» **Tasks to complete**
[1] List every distinct voltage value stated in the P2 hardware thread.
[2] Extend the P2 hardware thread with a further reply that picks up after its final post.

* begin Selected extract *

Yeah that was my first thought and lacking a USB-UART is fine as I do that function on my own carrier board. However I am space constrained in the enclosure and there just doesn't seem to be the clearance in all dimensions. It's quite close though. I'll take a photo later when I can. The Edge board itself would fit in the space pretty nicely, but it's connector is too large to mount down the side I want and would probably also cause all the signals to cross in any adapter board too. I do hope to use the PSRAM based Edge in the next one if I can though.
@JRoark , answering your question from the other thread here. It was a IOT5500 board from Peter Jakacki and it could be optionally mated to his custom P1 board as well. Not sure if these particular things are still available or not.
Internally it's just a Wiz5500 based board but the bonus is it's low profile and can be reverse mounted. There are some others like it on Ebay these days too I think. eg. lookup:
HR961160C USR-ES1 W5500
Does it matter if the VIO supply voltage or 1.8V core comes up first if the P2 is held in reset throughout? I have my 3.3V switcher output powering the input to the 1.8V switching regulator and the PG signal output of 1.8V regulator controlling the reset of the P2, so it will only enable the P2 once the 1.8V core voltage is fully up. By the time as the 1.8V switcher starts up, which is 1.25ms after it's enabled by the 3.3V supply, I think its 3.3V input voltage should already be stable because this 3.3V switcher has an UVLO if its input voltage is below 4V.
I was looking at the power section of the P2-EVAL rev C schematic and it doesn't seem to have any circuitry that delays the VIO or VCORE voltage supply startup times apart from whatever the regulators already inherently do internally. So I'm hoping the architecture I have planned is sufficient for starting up a P2.
Here's the intended schematic. The i2c hotswap part is optional but could help fix a potential issue I envisage in my own setup when the P2 is powered down. The input protection is on the carrier board so is not duplicated here. VIN could potentially be connected to 5VON as well in 5V only setups and I'll probably put a jumper on the board in order to do that. In my system I can use it as a shutdown/sleep signal which also powers the low noise LDO.
Note: R4 and R3 resistor values are reversed, I've fixed it since.
@rogloh said:
Good deal. That ethernet interface board wasnt something I had seen before, which begged the question.

* end Selected extract *
* begin Given data *

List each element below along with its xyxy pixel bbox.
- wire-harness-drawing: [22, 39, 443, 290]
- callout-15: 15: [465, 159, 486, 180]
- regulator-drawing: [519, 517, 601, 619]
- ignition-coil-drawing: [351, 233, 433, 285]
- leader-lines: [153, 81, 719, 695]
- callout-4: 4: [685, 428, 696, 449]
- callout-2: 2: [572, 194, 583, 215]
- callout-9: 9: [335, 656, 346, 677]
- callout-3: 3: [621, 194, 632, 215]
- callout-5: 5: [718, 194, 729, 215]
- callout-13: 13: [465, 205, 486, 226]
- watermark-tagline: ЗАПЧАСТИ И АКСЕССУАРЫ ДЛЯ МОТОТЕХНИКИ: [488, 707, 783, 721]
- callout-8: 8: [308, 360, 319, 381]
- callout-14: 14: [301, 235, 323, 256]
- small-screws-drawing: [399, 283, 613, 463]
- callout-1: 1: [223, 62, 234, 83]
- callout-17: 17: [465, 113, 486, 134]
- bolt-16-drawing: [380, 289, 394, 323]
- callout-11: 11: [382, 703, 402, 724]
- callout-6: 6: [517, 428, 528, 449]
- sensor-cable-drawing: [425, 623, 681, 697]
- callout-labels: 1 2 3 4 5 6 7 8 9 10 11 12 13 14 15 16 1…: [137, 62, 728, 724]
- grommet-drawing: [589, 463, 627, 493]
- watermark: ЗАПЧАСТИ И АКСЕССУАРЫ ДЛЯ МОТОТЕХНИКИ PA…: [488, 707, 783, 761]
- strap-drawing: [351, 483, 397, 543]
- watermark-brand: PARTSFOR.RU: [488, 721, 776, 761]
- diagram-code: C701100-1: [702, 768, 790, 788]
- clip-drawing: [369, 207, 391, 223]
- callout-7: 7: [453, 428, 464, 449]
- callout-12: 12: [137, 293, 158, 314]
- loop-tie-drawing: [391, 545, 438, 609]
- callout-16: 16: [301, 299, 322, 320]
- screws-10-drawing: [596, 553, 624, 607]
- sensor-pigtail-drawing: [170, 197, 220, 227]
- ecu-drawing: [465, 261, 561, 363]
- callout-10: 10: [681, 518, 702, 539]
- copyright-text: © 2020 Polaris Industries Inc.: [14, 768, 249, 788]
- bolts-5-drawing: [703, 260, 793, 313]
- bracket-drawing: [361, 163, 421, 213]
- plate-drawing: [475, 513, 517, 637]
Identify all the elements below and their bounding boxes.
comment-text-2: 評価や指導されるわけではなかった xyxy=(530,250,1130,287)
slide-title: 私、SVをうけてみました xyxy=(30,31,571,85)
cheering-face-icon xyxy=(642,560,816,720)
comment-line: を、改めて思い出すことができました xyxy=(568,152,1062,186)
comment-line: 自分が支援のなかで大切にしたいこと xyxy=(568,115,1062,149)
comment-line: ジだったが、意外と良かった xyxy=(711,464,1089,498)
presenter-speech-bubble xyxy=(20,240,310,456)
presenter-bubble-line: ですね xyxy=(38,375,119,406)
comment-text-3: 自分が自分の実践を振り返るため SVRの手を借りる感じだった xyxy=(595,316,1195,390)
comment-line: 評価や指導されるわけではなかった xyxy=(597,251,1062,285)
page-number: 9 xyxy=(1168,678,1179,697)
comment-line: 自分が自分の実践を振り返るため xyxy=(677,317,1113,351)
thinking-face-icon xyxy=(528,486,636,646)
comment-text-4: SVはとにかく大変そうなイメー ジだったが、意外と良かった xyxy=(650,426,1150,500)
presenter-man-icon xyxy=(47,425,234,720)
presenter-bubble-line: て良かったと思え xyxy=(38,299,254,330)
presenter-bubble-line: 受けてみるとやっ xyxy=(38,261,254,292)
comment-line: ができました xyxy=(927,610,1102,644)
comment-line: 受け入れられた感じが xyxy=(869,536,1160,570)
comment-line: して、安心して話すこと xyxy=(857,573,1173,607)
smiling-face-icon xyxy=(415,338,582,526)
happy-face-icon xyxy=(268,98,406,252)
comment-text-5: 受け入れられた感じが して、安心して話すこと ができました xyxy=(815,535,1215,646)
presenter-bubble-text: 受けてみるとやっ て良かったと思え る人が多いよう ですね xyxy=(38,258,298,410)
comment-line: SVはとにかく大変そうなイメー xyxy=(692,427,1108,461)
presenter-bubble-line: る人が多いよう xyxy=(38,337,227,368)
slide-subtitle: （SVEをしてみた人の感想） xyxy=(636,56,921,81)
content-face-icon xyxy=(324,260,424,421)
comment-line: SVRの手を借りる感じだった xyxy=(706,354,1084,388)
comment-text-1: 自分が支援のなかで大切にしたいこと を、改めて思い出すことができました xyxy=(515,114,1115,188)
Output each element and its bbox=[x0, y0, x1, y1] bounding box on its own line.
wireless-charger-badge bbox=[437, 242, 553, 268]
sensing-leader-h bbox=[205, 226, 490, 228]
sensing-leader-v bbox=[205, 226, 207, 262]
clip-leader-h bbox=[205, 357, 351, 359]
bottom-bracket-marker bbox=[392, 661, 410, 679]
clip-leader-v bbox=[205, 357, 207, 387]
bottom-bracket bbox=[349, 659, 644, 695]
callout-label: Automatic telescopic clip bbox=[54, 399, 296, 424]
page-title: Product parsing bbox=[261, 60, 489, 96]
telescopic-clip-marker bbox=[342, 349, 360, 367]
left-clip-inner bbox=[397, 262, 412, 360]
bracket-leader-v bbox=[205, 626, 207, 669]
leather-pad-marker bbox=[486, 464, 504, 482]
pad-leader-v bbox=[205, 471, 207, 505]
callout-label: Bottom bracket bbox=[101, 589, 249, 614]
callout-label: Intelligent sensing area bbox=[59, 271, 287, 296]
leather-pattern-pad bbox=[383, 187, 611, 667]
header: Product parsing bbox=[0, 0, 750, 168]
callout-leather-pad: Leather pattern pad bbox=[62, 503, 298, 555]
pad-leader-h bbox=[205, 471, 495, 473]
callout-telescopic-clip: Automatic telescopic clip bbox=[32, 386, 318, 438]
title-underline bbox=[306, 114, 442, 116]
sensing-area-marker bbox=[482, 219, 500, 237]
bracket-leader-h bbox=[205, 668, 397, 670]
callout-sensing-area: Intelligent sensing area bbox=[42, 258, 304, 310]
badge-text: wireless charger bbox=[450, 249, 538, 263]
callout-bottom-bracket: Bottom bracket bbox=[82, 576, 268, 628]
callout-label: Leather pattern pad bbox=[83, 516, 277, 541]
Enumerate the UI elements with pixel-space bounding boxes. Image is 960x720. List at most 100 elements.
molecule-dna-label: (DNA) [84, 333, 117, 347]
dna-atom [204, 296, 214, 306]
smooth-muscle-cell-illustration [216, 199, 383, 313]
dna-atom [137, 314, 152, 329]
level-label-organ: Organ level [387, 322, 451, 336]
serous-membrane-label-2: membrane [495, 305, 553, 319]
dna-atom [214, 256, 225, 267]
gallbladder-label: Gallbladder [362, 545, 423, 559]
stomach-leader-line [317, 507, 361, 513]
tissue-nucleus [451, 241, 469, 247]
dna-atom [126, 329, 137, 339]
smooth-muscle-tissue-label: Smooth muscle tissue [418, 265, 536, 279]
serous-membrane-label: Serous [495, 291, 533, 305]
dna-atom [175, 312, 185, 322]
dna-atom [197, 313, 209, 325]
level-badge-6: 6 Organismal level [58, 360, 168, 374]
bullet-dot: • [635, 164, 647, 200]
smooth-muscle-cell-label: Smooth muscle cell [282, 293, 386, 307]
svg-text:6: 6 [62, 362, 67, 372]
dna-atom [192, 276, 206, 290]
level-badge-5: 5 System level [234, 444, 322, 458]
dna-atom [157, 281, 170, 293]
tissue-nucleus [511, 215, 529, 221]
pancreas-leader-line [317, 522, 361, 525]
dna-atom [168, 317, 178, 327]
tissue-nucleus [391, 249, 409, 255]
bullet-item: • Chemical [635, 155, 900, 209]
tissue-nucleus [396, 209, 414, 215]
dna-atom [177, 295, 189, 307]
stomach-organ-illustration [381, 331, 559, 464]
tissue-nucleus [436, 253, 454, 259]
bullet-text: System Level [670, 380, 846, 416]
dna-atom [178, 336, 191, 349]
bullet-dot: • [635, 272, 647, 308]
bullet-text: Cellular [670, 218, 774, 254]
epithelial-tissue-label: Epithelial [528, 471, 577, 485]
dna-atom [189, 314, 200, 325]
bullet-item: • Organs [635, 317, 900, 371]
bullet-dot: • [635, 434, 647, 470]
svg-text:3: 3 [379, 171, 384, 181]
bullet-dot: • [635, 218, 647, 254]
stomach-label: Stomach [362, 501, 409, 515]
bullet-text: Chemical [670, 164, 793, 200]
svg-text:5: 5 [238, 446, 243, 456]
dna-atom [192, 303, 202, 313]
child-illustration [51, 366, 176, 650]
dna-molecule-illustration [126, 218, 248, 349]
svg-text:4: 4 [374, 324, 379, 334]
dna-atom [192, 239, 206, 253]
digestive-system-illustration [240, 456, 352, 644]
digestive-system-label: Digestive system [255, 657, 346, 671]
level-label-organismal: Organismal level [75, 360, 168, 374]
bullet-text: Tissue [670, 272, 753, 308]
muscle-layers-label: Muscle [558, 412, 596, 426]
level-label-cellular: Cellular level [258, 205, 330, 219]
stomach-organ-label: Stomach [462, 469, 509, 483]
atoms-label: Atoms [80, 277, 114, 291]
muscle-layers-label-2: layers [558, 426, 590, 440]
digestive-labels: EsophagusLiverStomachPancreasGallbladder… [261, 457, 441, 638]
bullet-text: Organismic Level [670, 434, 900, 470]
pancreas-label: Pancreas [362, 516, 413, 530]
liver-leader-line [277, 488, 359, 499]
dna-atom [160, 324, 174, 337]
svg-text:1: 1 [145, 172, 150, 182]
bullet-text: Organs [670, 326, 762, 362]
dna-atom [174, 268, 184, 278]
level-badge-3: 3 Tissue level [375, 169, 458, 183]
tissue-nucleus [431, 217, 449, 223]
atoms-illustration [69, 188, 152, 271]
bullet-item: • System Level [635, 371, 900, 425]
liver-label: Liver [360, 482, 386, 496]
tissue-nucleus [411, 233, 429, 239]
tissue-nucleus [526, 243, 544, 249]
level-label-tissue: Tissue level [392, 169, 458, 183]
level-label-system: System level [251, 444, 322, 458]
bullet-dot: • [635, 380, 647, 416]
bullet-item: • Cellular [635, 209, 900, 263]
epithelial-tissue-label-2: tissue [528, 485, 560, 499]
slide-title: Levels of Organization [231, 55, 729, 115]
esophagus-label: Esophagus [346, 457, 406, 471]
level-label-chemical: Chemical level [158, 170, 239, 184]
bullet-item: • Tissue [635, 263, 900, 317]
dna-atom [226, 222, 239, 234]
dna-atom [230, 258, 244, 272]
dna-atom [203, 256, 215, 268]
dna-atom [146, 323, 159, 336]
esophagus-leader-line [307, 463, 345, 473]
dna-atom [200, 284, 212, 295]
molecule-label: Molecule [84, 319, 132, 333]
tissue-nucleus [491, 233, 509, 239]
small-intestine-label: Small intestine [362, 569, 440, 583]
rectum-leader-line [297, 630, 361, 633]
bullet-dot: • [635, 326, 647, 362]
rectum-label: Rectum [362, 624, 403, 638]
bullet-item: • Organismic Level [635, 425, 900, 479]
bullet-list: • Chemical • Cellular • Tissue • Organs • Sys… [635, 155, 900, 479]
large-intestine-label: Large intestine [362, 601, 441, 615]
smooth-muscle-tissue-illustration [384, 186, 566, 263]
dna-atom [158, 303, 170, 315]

* end Given data *

» **Written responses**
[1] 1.8V, 3.3V, 4V, 5V

[2]
I've mostly done the PCB now. Here are the two sides of the PCB shown as overlayed gerbers using the Gerbv tool.
The board is intended to be reverse mounted (with a fan blowing air upwards) so in this case the "bottom" of the PCB has the P2 fitted and the top faces out. I added an LED for power and solder jumpers to bypass the i2c hotswap switch and to strap 5V to VIN in 5V only setups.
I tried to pay attention to regulator heat dissipation by adding lots of micro vias in heated regions and leave more copper where I could though it's a challenge with only two layers and multiple power planes. We'll see where we end up. The 3.3V switcher's inductor I selected is only 1/4 of the resistance to my last one so with any luck that will help keep it cooler this time when pushing 2A through it. I do have that fan option now too.
Looks good. I might move the inductor further from the Xtal, as the xtal pins are proven sensitive nodes.
The worse current waveforms are on C43/C20, so they may be better on the same side as U1 ?
Yep I didn't like how close that inductor was getting either. I am still playing around with that lower part and could change it some more and perhaps try to add another bypass cap to the PLL supply pin too as Cluso mentioned while I'm at it.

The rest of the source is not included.